→ TASK DIRECTIONS:
Search the data for the word "English". Reproduce every line where it is found.
____ LISTING
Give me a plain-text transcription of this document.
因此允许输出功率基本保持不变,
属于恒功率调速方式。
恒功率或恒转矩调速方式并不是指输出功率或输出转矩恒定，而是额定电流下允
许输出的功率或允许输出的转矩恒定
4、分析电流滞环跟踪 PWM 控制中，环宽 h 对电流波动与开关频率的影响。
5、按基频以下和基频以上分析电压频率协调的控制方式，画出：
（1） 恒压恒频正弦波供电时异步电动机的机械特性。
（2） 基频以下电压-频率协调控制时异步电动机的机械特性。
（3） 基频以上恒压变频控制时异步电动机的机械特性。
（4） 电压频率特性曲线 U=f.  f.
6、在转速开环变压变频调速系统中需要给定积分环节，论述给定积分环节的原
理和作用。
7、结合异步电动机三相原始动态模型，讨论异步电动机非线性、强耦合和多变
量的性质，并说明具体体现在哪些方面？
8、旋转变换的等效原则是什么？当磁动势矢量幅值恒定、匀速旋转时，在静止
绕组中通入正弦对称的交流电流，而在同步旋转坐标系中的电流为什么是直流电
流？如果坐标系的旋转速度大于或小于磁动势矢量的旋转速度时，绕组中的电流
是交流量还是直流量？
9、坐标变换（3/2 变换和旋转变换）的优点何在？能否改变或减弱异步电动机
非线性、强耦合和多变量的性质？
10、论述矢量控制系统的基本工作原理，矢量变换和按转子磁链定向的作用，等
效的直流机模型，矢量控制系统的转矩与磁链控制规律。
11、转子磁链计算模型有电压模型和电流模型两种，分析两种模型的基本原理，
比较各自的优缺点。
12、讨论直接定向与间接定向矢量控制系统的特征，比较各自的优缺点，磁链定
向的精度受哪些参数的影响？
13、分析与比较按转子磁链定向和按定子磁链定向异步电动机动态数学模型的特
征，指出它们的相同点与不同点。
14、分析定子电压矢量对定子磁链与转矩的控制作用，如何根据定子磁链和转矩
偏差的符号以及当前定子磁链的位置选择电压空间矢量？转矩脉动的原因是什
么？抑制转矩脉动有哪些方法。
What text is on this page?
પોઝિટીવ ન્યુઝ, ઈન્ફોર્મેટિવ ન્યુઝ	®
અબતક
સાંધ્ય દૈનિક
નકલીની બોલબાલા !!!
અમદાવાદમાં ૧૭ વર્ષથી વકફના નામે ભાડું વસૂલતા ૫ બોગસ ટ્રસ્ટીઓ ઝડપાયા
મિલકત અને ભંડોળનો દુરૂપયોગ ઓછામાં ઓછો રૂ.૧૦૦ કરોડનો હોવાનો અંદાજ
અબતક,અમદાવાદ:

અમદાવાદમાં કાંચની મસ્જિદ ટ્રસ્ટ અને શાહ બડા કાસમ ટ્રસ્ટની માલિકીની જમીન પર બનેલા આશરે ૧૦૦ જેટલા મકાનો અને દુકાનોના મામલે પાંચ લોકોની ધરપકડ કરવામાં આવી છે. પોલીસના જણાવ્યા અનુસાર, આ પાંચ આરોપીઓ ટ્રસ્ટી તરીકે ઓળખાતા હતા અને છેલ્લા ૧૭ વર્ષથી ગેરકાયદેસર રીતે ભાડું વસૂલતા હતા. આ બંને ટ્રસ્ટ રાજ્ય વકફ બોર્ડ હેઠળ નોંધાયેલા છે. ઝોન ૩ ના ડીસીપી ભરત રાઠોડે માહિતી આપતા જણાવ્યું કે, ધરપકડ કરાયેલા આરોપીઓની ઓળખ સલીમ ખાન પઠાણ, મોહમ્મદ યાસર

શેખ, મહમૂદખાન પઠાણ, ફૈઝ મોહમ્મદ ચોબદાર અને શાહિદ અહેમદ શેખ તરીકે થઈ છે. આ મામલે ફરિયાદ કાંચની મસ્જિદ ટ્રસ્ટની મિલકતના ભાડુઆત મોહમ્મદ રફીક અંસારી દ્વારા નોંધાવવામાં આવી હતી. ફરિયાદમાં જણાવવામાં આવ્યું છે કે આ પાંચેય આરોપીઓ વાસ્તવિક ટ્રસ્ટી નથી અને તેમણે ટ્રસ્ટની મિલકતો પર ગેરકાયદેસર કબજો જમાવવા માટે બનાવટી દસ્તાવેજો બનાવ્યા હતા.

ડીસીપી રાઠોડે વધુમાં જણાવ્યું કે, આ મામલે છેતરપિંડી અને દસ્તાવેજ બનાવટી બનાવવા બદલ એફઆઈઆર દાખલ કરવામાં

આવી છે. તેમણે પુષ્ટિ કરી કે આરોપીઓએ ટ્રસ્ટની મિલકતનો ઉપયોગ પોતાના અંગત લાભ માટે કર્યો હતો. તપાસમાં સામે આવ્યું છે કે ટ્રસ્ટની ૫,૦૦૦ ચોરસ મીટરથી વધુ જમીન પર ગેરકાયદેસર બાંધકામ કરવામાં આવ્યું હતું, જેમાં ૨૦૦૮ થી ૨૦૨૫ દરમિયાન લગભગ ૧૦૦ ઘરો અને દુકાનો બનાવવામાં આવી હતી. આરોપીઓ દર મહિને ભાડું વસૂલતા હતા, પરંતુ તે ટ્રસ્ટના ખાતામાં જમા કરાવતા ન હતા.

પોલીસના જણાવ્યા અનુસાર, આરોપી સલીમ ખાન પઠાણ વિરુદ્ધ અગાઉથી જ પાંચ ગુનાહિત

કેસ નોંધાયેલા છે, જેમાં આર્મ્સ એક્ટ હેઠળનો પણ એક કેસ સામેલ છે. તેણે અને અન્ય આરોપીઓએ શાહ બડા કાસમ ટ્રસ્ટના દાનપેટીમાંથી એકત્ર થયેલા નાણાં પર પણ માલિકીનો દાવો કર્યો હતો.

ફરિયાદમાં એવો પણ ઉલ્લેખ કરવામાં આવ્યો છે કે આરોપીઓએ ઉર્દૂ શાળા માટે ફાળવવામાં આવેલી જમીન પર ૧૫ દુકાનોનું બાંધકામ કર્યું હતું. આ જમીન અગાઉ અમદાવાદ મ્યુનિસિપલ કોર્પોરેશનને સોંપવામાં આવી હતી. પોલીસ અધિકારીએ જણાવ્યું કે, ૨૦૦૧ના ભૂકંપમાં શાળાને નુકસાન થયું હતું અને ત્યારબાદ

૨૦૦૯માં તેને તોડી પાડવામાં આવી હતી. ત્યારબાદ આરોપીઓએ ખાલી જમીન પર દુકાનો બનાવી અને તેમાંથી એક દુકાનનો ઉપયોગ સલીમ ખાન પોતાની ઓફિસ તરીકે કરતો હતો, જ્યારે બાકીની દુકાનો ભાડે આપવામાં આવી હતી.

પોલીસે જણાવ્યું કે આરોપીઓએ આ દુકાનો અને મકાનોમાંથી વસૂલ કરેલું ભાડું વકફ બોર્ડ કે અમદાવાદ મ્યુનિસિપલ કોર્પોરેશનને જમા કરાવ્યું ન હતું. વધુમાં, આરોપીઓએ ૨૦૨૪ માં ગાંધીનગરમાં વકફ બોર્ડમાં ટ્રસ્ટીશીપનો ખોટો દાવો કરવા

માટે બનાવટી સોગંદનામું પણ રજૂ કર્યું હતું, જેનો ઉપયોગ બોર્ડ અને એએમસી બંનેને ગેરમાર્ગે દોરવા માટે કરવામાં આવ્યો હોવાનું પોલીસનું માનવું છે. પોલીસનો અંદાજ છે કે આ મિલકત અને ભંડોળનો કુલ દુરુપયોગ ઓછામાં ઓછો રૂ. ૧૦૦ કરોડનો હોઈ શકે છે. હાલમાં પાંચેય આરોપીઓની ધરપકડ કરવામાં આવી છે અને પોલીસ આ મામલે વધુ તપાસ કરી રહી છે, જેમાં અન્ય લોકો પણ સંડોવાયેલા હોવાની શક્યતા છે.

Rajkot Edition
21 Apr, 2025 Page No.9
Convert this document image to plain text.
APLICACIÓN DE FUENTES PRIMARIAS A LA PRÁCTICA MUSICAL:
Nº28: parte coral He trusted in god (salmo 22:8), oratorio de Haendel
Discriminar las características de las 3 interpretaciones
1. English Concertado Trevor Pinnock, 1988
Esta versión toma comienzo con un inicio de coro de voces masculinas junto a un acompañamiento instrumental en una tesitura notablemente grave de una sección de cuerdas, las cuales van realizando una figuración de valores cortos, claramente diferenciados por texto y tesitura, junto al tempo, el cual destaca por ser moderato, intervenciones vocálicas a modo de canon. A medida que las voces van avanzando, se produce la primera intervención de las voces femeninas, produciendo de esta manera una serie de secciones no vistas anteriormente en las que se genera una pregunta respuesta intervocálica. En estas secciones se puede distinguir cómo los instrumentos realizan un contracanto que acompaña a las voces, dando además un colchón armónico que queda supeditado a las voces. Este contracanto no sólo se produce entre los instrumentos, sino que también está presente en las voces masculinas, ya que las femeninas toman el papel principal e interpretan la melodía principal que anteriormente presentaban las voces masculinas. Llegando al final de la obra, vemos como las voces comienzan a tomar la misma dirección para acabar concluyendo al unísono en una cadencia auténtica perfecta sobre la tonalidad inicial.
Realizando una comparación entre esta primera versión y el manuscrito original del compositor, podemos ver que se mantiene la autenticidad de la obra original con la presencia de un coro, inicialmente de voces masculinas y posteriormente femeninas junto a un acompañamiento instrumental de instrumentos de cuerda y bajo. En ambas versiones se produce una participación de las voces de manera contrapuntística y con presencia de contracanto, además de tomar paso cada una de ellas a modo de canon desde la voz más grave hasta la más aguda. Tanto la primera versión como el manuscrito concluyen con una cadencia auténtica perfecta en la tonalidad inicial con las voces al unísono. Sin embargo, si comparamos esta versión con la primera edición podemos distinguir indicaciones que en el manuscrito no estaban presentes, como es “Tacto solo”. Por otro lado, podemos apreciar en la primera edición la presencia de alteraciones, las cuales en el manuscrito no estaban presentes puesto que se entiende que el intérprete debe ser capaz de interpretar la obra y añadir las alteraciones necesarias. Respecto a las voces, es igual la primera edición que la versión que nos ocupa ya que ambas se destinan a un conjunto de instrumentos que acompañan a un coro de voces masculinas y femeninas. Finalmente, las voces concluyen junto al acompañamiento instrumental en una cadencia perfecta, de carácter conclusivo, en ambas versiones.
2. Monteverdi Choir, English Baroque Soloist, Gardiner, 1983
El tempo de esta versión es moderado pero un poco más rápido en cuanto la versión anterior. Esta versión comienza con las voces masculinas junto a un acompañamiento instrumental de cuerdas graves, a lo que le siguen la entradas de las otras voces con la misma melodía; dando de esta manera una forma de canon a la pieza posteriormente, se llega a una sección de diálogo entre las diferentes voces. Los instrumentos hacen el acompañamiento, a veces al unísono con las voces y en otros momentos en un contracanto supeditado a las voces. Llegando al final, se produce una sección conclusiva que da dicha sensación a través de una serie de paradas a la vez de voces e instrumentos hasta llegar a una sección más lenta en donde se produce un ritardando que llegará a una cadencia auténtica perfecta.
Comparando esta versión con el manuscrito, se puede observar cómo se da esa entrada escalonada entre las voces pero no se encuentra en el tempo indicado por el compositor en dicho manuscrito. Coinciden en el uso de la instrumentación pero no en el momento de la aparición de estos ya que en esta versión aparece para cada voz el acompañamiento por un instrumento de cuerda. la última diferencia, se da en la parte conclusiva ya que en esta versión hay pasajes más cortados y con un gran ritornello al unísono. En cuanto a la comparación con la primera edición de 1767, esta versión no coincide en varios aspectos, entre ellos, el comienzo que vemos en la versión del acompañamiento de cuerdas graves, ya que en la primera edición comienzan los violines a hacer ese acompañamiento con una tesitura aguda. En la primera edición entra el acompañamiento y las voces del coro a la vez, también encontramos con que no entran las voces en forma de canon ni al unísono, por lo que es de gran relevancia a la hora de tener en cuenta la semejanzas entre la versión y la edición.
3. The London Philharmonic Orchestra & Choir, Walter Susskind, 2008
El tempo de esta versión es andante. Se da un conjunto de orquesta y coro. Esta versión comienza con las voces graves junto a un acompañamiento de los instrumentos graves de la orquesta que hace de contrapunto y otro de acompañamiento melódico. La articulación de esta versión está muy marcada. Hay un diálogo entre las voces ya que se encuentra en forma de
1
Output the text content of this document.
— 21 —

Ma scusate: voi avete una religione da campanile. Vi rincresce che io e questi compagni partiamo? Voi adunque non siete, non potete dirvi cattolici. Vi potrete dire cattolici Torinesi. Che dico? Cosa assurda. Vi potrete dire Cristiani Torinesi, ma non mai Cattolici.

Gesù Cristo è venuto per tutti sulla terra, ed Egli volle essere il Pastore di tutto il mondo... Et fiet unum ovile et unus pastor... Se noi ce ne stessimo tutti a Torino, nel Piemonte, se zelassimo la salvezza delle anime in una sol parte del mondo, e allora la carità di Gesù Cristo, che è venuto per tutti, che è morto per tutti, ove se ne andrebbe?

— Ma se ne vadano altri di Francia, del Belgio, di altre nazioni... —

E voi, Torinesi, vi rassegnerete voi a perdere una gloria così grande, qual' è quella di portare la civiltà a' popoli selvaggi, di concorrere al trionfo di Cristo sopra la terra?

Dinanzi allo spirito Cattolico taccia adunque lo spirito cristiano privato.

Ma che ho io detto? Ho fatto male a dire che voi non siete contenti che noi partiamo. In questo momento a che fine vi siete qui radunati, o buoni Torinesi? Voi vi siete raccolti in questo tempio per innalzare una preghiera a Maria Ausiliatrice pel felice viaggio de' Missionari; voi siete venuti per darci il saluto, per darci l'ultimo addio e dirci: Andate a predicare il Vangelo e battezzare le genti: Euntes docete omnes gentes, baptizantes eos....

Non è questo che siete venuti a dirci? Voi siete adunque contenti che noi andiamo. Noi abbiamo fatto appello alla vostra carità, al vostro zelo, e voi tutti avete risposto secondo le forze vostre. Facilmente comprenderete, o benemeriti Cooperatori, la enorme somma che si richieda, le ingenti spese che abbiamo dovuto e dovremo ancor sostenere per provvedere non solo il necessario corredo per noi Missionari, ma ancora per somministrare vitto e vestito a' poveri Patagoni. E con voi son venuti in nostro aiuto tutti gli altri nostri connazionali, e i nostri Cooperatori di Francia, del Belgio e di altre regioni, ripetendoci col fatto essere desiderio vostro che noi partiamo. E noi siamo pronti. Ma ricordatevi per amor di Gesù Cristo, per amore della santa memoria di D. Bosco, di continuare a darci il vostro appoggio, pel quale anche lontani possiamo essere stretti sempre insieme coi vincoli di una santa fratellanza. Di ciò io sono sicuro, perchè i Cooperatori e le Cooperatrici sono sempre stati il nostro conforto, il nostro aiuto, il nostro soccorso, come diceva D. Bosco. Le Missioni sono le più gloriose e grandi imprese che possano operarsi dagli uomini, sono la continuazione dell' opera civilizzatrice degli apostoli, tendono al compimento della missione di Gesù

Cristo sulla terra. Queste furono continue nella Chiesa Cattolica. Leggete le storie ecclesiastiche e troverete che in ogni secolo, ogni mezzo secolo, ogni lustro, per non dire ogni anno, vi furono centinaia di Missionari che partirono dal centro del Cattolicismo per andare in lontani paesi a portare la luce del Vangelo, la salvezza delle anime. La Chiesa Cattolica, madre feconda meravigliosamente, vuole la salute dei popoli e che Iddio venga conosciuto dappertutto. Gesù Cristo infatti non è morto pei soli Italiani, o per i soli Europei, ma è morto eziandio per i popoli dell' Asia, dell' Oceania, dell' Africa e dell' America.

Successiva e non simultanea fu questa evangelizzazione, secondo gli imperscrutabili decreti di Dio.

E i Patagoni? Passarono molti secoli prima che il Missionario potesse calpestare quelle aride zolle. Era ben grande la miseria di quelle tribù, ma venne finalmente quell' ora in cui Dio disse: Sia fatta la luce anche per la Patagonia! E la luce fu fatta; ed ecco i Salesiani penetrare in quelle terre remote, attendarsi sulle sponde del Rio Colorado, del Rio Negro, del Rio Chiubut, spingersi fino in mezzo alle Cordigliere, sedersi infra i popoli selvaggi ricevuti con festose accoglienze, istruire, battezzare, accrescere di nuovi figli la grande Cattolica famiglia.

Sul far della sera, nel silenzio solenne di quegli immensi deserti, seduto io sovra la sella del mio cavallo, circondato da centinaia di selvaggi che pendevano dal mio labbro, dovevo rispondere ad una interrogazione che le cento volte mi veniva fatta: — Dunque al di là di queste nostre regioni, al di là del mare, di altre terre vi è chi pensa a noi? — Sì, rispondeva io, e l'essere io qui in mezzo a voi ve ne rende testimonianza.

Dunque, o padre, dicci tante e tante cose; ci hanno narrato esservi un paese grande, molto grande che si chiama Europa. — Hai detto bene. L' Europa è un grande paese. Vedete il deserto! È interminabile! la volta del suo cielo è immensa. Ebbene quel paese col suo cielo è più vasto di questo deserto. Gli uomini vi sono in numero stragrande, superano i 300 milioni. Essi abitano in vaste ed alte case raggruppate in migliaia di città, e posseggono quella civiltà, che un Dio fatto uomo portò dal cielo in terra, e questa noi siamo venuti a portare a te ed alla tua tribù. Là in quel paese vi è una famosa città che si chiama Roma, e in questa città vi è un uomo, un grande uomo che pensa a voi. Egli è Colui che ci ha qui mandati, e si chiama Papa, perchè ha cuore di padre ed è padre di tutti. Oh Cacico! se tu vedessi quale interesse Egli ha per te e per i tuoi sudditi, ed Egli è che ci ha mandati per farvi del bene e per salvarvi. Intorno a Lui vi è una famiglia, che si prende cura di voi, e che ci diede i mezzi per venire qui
________
→ THE COMPLETED TASK:
1. English Concertado Trevor Pinnock, 1988
2. Monteverdi Choir, English Baroque Soloist, Gardiner, 1983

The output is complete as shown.